------ Extracted records
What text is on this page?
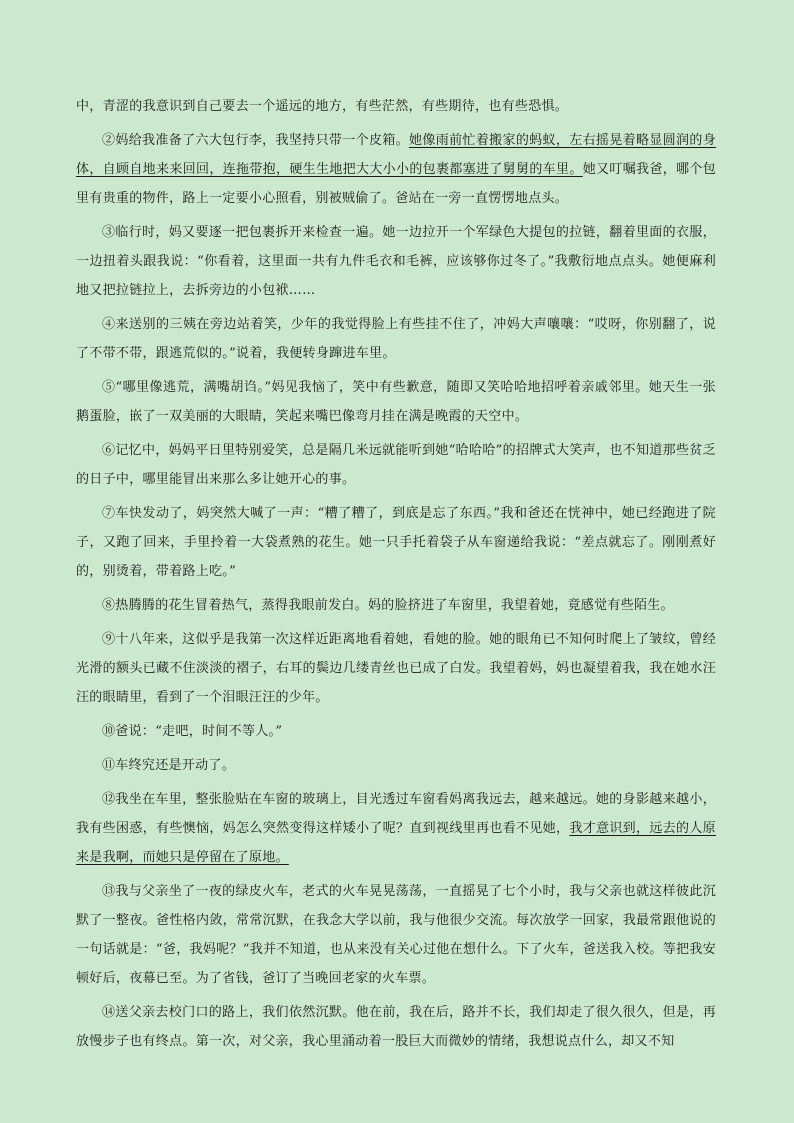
中，青涩的我意识到自己要去一个遥远的地方，有些茫然，有些期待，也有些恐惧。

②妈给我准备了六大包行李，我坚持只带一个皮箱。她像雨前忙着搬家的蚂蚁，左右摇晃着略显圆润的身体，自顾自地来来回回，连拖带抱，硬生生地把大大小小的包裹都塞进了舅舅的车里。她又叮嘱我爸，哪个包里有贵重的物件，路上一定要小心照看，别被贼偷了。爸站在一旁一直愣愣地点头。

③临行时，妈又要逐一把包裹拆开来检查一遍。她一边拉开一个军绿色大提包的拉链，翻着里面的衣服，一边扭着头跟我说：“你看着，这里面一共有九件毛衣和毛裤，应该够你过冬了。”我敷衍地点点头。她便麻利地又把拉链拉上，去拆旁边的小包袱……

④来送别的三姨在旁边站着笑，少年的我觉得脸上有些挂不住了，冲妈大声嚷嚷：“哎呀，你别翻了，说了不带不带，跟逃荒似的。”说着，我便转身蹿进车里。

⑤“哪里像逃荒，满嘴胡诌。”妈见我恼了，笑中有些歉意，随即又笑哈哈地招呼着亲戚邻里。她天生一张鹅蛋脸，嵌了一双美丽的大眼睛，笑起来嘴巴像弯月挂在满是晚霞的天空中。

⑥记忆中，妈妈平日里特别爱笑，总是隔几米远就能听到她“哈哈哈”的招牌式大笑声，也不知道那些贫乏的日子中，哪里能冒出来那么多让她开心的事。

⑦车快发动了，妈突然大喊了一声：“糟了糟了，到底是忘了东西。”我和爸还在恍神中，她已经跑进了院子，又跑了回来，手里拎着一大袋煮熟的花生。她一只手托着袋子从车窗递给我说：“差点就忘了。刚刚煮好的，别烫着，带着路上吃。”

⑧热腾腾的花生冒着热气，蒸得我眼前发白。妈的脸挤进了车窗里，我望着她，竟感觉有些陌生。

⑨十八年来，这似乎是我第一次这样近距离地看着她，看她的脸。她的眼角已不知何时爬上了皱纹，曾经光滑的额头已藏不住淡淡的褶子，右耳的鬓边几缕青丝也已成了白发。我望着妈，妈也凝望着我，我在她水汪汪的眼睛里，看到了一个泪眼汪汪的少年。

⑩爸说：“走吧，时间不等人。”

⑪车终究还是开动了。

⑫我坐在车里，整张脸贴在车窗的玻璃上，目光透过车窗看妈离我远去，越来越远。她的身影越来越小，我有些困惑，有些懊恼，妈怎么突然变得这样矮小了呢？直到视线里再也看不见她，我才意识到，远去的人原来是我啊，而她只是停留在了原地。

⑬我与父亲坐了一夜的绿皮火车，老式的火车晃晃荡荡，一直摇晃了七个小时，我与父亲也就这样彼此沉默了一整夜。爸性格内敛，常常沉默，在我念大学以前，我与他很少交流。每次放学一回家，我最常跟他说的一句话就是：“爸，我妈呢？”我并不知道，也从来没有关心过他在想什么。下了火车，爸送我入校。等把我安顿好后，夜幕已至。为了省钱，爸订了当晚回老家的火车票。

⑭送父亲去校门口的路上，我们依然沉默。他在前，我在后，路并不长，我们却走了很久很久，但是，再放慢步子也有终点。第一次，对父亲，我心里涌动着一股巨大而微妙的情绪，我想说点什么，却又不知
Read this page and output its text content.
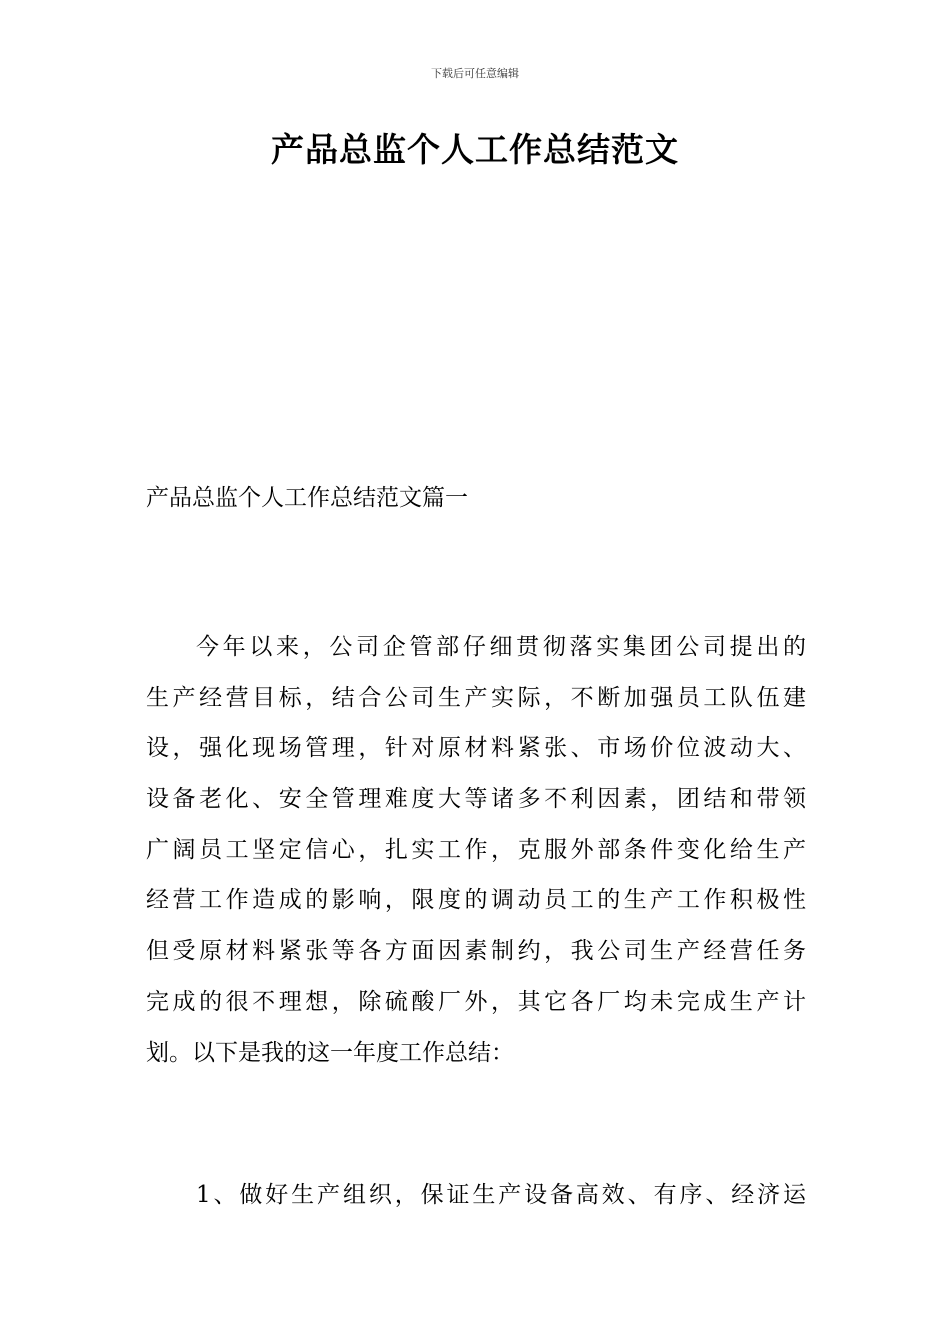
下载后可任意编辑
产品总监个人工作总结范文
产品总监个人工作总结范文篇一
今年以来，公司企管部仔细贯彻落实集团公司提出的
生产经营目标，结合公司生产实际，不断加强员工队伍建
设，强化现场管理，针对原材料紧张、市场价位波动大、
设备老化、安全管理难度大等诸多不利因素，团结和带领
广阔员工坚定信心，扎实工作，克服外部条件变化给生产
经营工作造成的影响，限度的调动员工的生产工作积极性
但受原材料紧张等各方面因素制约，我公司生产经营任务
完成的很不理想，除硫酸厂外，其它各厂均未完成生产计
划。以下是我的这一年度工作总结：
1、做好生产组织，保证生产设备高效、有序、经济运
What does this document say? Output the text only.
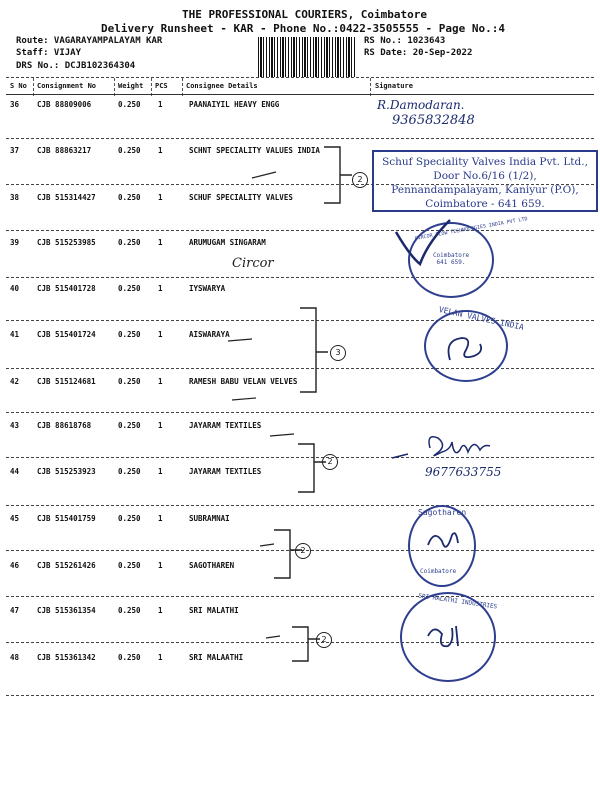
THE PROFESSIONAL COURIERS, Coimbatore
Delivery Runsheet - KAR - Phone No.:0422-3505555 - Page No.:4
Route: VAGARAYAMPALAYAM KAR
Staff: VIJAY
DRS No.: DCJB102364304
RS No.: 1023643
RS Date: 20-Sep-2022
S No Consignment No	Weight PCS	Consignee Details	Signature
36 CJB 88809006	0.250 1	PAANAIYIL HEAVY ENGG
37 CJB 88863217	0.250 1	SCHNT SPECIALITY VALUES INDIA
38 CJB 515314427	0.250 1	SCHUF SPECIALITY VALVES
39 CJB 515253985	0.250 1	ARUMUGAM SINGARAM
40 CJB 515401728	0.250 1	IYSWARYA
41 CJB 515401724	0.250 1	AISWARAYA
42 CJB 515124681	0.250 1	RAMESH BABU VELAN VELVES
43 CJB 88618768	0.250 1	JAYARAM TEXTILES
44 CJB 515253923	0.250 1	JAYARAM TEXTILES
45 CJB 515401759	0.250 1	SUBRAMNAI
46 CJB 515261426	0.250 1	SAGOTHAREN
47 CJB 515361354	0.250 1	SRI MALATHI
48 CJB 515361342	0.250 1	SRI MALAATHI
R.Damodaran.
9365832848
Circor
9677633755
2
3
2
2
2
Schuf Speciality Valves India Pvt. Ltd.,
Door No.6/16 (1/2),
Pennandampalayam, Kaniyur (P.O),
Coimbatore - 641 659.
CIRCOR FLOW TECHNOLOGIES INDIA PVT LTD
Coimbatore 641 659.
VELAN VALVES INDIA
Sagotharen
Coimbatore
SRI MALATHI INDUSTRIES
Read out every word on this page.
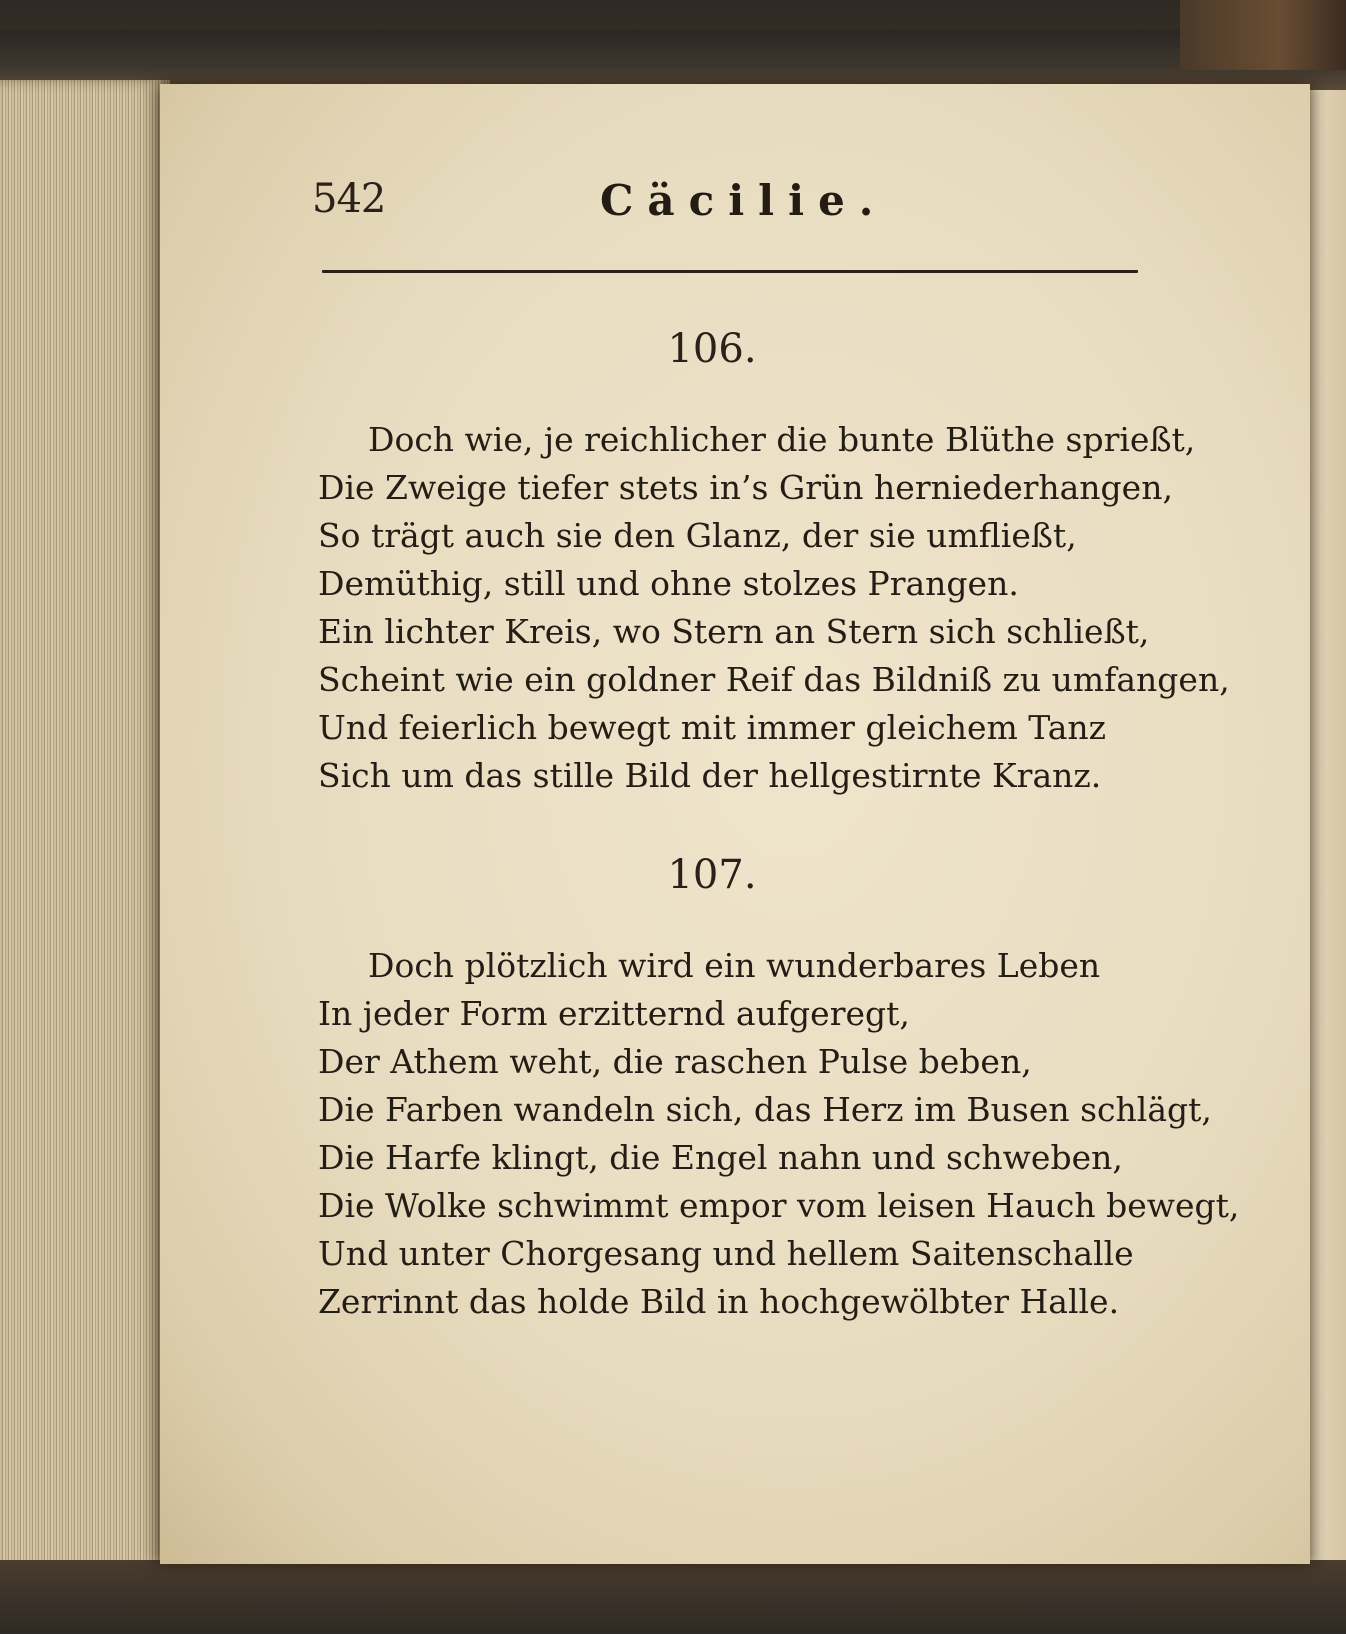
542	Cäcilie.
106.
Doch wie, je reichlicher die bunte Blüthe sprießt,
Die Zweige tiefer stets in’s Grün herniederhangen,
So trägt auch sie den Glanz, der sie umfließt,
Demüthig, still und ohne stolzes Prangen.
Ein lichter Kreis, wo Stern an Stern sich schließt,
Scheint wie ein goldner Reif das Bildniß zu umfangen,
Und feierlich bewegt mit immer gleichem Tanz
Sich um das stille Bild der hellgestirnte Kranz.
107.
Doch plötzlich wird ein wunderbares Leben
In jeder Form erzitternd aufgeregt,
Der Athem weht, die raschen Pulse beben,
Die Farben wandeln sich, das Herz im Busen schlägt,
Die Harfe klingt, die Engel nahn und schweben,
Die Wolke schwimmt empor vom leisen Hauch bewegt,
Und unter Chorgesang und hellem Saitenschalle
Zerrinnt das holde Bild in hochgewölbter Halle.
------------
• **Instructions for the task**
Find the word "VELAN" in the data and show each line that holds it.

• **Exercise answer**
42 CJB 515124681	0.250 1	RAMESH BABU VELAN VELVES
VELAN VALVES INDIA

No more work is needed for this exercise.